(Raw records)
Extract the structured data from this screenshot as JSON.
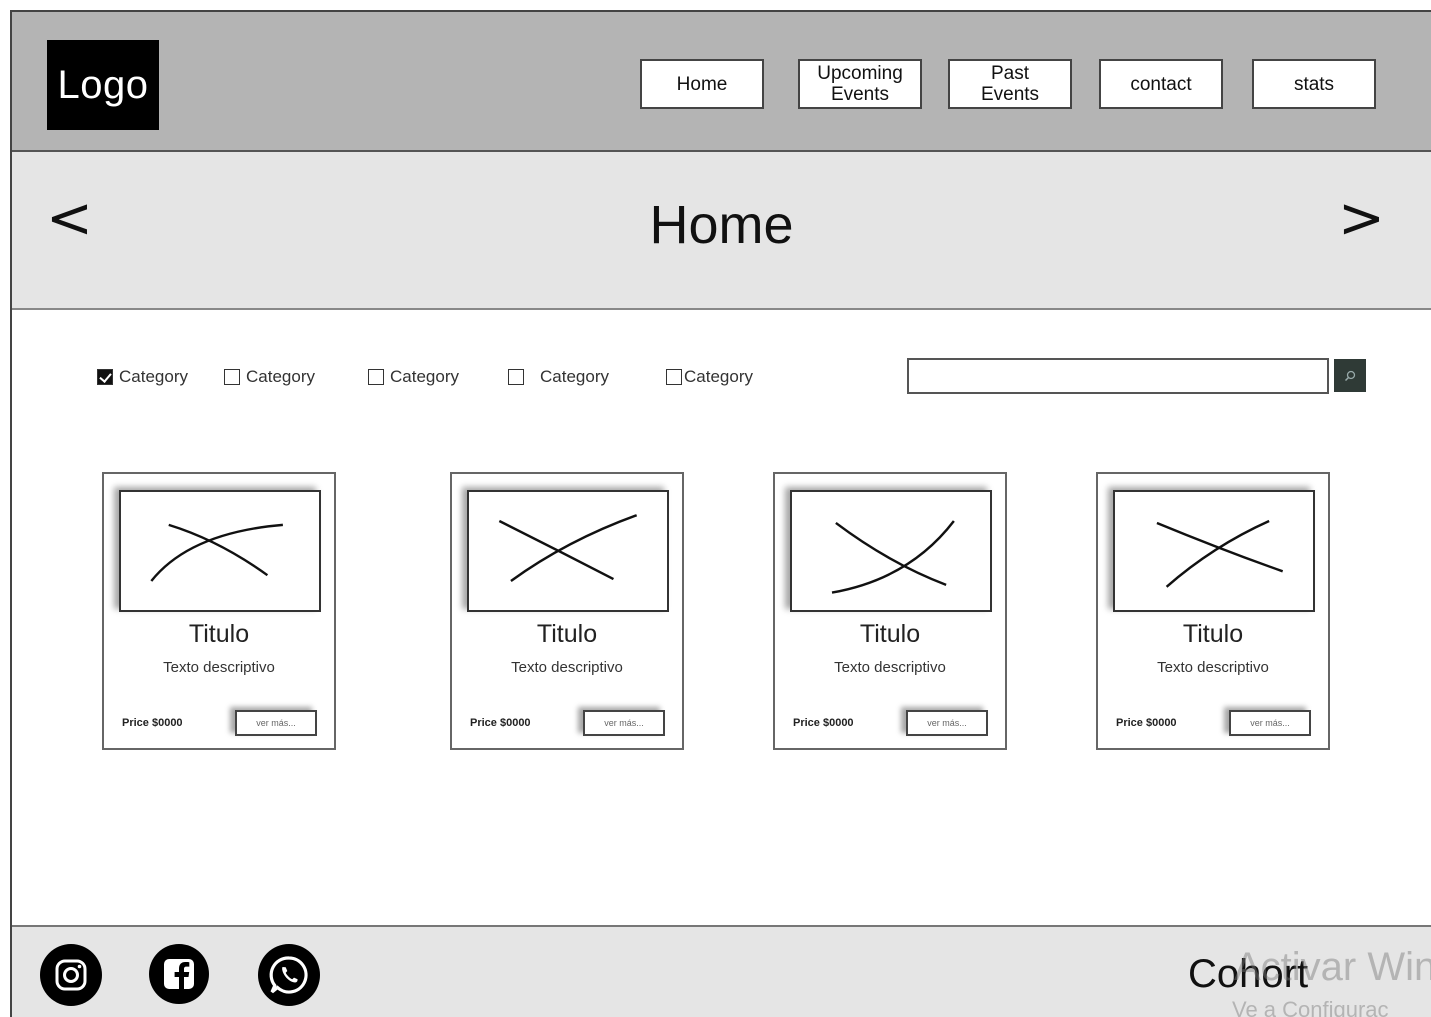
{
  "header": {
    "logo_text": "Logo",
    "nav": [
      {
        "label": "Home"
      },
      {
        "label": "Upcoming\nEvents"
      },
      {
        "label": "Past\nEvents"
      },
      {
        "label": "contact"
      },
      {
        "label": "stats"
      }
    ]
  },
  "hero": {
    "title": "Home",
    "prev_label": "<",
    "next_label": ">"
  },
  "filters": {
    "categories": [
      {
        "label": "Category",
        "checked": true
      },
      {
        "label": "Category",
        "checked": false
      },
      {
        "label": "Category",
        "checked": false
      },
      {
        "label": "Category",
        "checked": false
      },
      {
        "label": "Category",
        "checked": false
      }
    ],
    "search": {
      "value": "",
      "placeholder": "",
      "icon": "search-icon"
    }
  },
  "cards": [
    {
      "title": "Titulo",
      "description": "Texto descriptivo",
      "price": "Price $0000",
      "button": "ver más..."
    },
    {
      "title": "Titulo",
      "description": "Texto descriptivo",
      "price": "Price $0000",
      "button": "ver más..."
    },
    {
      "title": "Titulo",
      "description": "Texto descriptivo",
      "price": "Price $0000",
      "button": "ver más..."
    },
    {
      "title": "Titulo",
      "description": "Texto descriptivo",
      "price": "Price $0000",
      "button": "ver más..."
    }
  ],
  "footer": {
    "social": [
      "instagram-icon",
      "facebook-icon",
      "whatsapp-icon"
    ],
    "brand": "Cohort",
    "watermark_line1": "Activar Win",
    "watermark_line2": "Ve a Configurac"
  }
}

...

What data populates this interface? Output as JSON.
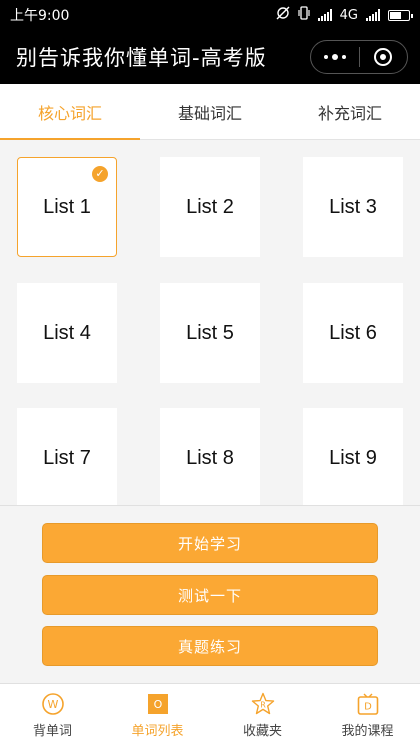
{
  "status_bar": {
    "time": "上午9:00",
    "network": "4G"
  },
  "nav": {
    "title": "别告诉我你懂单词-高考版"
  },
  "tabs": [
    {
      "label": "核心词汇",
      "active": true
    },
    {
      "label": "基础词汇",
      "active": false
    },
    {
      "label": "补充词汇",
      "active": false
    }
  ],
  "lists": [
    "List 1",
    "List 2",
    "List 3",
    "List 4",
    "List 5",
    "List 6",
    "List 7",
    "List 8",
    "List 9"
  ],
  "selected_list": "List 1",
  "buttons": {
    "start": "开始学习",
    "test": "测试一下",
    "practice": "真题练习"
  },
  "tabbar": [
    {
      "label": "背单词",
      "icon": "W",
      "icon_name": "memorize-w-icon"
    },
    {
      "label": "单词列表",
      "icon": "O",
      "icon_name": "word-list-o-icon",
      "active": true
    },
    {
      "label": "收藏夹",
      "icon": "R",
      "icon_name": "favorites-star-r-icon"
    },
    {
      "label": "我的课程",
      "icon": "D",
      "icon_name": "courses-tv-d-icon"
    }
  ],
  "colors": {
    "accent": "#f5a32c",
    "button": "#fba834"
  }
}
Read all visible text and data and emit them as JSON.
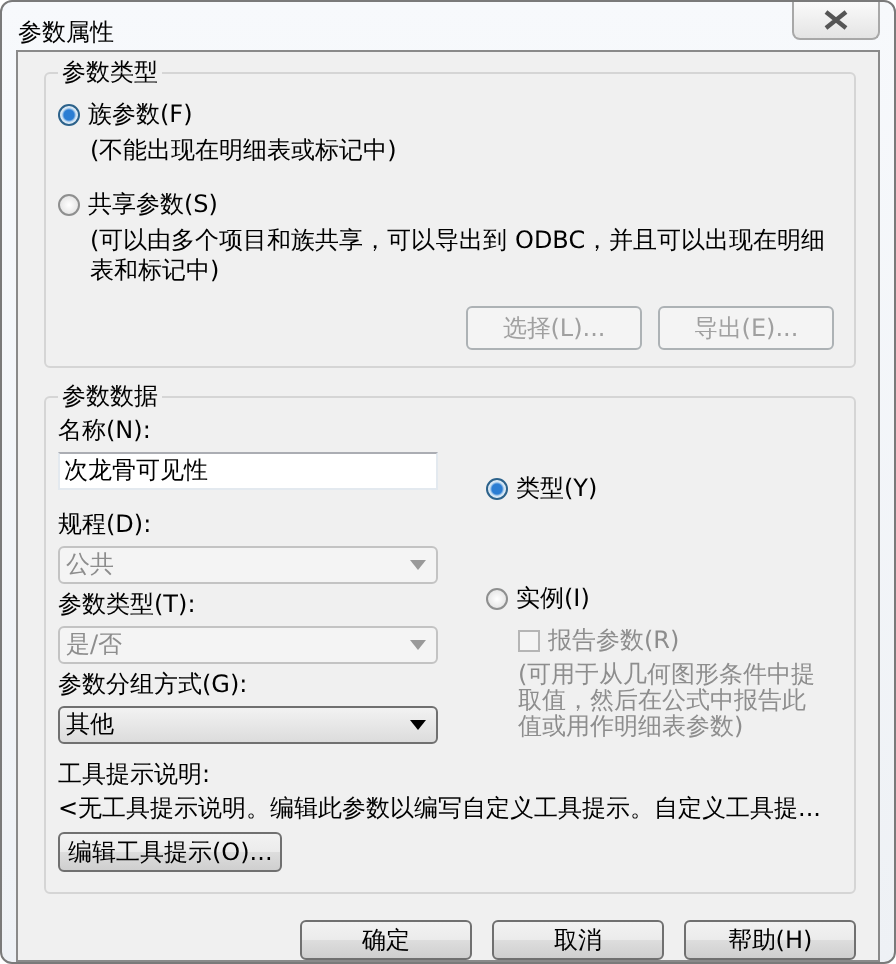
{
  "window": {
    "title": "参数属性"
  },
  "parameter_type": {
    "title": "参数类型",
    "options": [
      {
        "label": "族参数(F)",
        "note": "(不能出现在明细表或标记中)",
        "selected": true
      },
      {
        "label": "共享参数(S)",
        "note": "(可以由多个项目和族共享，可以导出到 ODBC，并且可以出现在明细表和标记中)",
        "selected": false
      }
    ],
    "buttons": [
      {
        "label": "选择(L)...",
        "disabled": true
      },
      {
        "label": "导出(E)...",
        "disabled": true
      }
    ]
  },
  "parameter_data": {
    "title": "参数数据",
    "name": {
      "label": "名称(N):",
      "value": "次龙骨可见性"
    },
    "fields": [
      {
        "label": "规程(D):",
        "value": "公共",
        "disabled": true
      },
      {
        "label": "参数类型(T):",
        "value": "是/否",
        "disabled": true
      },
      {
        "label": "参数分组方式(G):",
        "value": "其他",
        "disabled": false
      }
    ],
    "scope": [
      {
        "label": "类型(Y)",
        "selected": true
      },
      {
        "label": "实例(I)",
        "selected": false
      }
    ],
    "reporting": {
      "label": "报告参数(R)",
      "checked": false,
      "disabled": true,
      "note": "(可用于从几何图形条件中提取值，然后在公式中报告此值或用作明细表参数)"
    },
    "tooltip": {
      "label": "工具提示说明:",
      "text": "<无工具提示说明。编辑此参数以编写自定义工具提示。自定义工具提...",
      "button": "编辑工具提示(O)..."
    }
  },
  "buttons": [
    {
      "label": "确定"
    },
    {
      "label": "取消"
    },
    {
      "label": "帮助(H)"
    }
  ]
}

### Given exercise
Of the lines in the data, how many contain the word "note"? Provide the number and nothing further.

### Correct answer
3